--- STORED DATA ---
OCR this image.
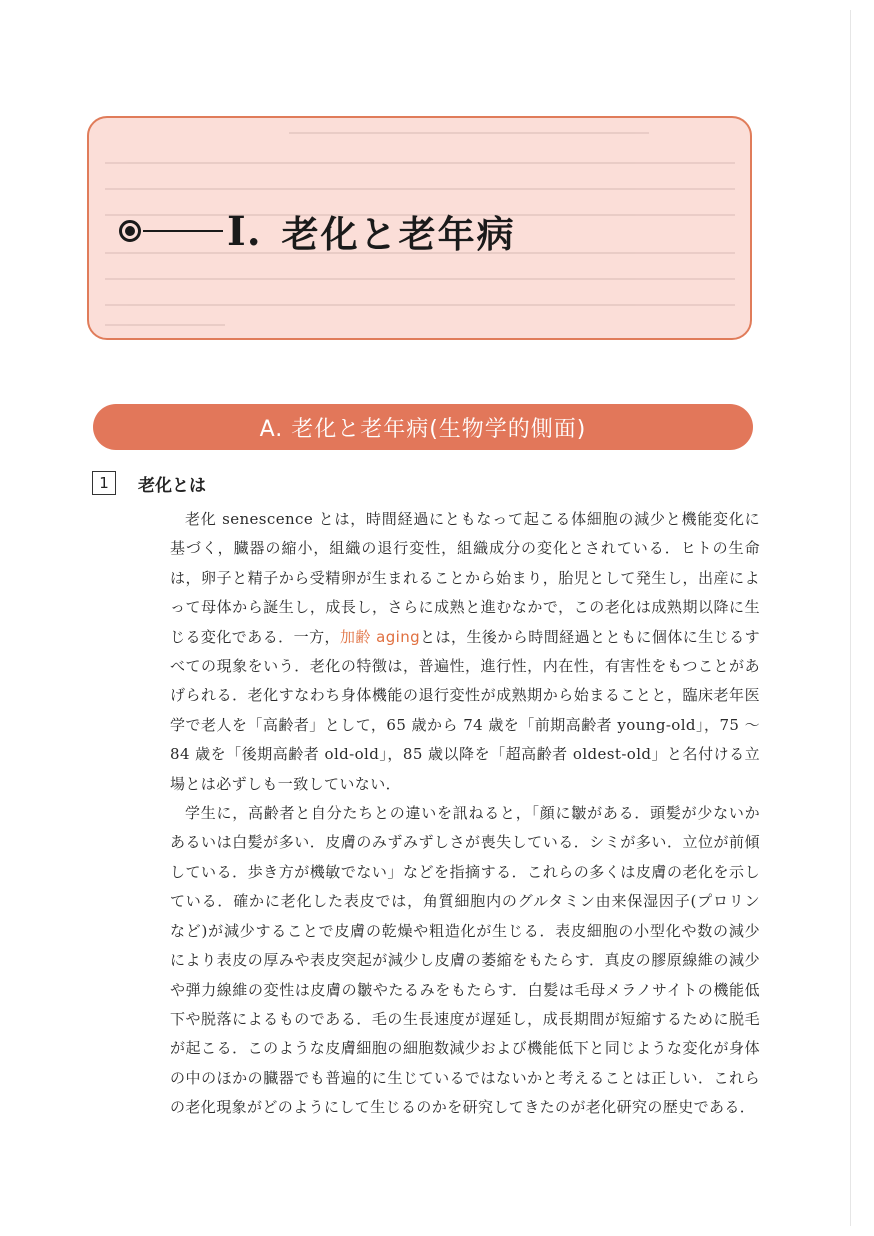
I. 老化と老年病
A. 老化と老年病(生物学的側面)
1	老化とは

老化 senescence とは，時間経過にともなって起こる体細胞の減少と機能変化に基づく，臓器の縮小，組織の退行変性，組織成分の変化とされている．ヒトの生命は，卵子と精子から受精卵が生まれることから始まり，胎児として発生し，出産によって母体から誕生し，成長し，さらに成熟と進むなかで，この老化は成熟期以降に生じる変化である．一方，加齢 agingとは，生後から時間経過とともに個体に生じるすべての現象をいう．老化の特徴は，普遍性，進行性，内在性，有害性をもつことがあげられる．老化すなわち身体機能の退行変性が成熟期から始まることと，臨床老年医学で老人を「高齢者」として，65 歳から 74 歳を「前期高齢者 young-old」，75 ～ 84 歳を「後期高齢者 old-old」，85 歳以降を「超高齢者 oldest-old」と名付ける立場とは必ずしも一致していない．

学生に，高齢者と自分たちとの違いを訊ねると，「顔に皺がある．頭髪が少ないかあるいは白髪が多い．皮膚のみずみずしさが喪失している．シミが多い．立位が前傾している．歩き方が機敏でない」などを指摘する．これらの多くは皮膚の老化を示している．確かに老化した表皮では，角質細胞内のグルタミン由来保湿因子(プロリンなど)が減少することで皮膚の乾燥や粗造化が生じる．表皮細胞の小型化や数の減少により表皮の厚みや表皮突起が減少し皮膚の萎縮をもたらす．真皮の膠原線維の減少や弾力線維の変性は皮膚の皺やたるみをもたらす．白髪は毛母メラノサイトの機能低下や脱落によるものである．毛の生長速度が遅延し，成長期間が短縮するために脱毛が起こる．このような皮膚細胞の細胞数減少および機能低下と同じような変化が身体の中のほかの臓器でも普遍的に生じているではないかと考えることは正しい．これらの老化現象がどのようにして生じるのかを研究してきたのが老化研究の歴史である．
---
● WHAT IS BEING ASKED
From the listing, extract all text exactly as given and drop any picture.

● WRITTEN SOLUTION
OCR this image.
I. 老化と老年病
A. 老化と老年病(生物学的側面)
1	老化とは

老化 senescence とは，時間経過にともなって起こる体細胞の減少と機能変化に基づく，臓器の縮小，組織の退行変性，組織成分の変化とされている．ヒトの生命は，卵子と精子から受精卵が生まれることから始まり，胎児として発生し，出産によって母体から誕生し，成長し，さらに成熟と進むなかで，この老化は成熟期以降に生じる変化である．一方，加齢 agingとは，生後から時間経過とともに個体に生じるすべての現象をいう．老化の特徴は，普遍性，進行性，内在性，有害性をもつことがあげられる．老化すなわち身体機能の退行変性が成熟期から始まることと，臨床老年医学で老人を「高齢者」として，65 歳から 74 歳を「前期高齢者 young-old」，75 ～ 84 歳を「後期高齢者 old-old」，85 歳以降を「超高齢者 oldest-old」と名付ける立場とは必ずしも一致していない．

学生に，高齢者と自分たちとの違いを訊ねると，「顔に皺がある．頭髪が少ないかあるいは白髪が多い．皮膚のみずみずしさが喪失している．シミが多い．立位が前傾している．歩き方が機敏でない」などを指摘する．これらの多くは皮膚の老化を示している．確かに老化した表皮では，角質細胞内のグルタミン由来保湿因子(プロリンなど)が減少することで皮膚の乾燥や粗造化が生じる．表皮細胞の小型化や数の減少により表皮の厚みや表皮突起が減少し皮膚の萎縮をもたらす．真皮の膠原線維の減少や弾力線維の変性は皮膚の皺やたるみをもたらす．白髪は毛母メラノサイトの機能低下や脱落によるものである．毛の生長速度が遅延し，成長期間が短縮するために脱毛が起こる．このような皮膚細胞の細胞数減少および機能低下と同じような変化が身体の中のほかの臓器でも普遍的に生じているではないかと考えることは正しい．これらの老化現象がどのようにして生じるのかを研究してきたのが老化研究の歴史である．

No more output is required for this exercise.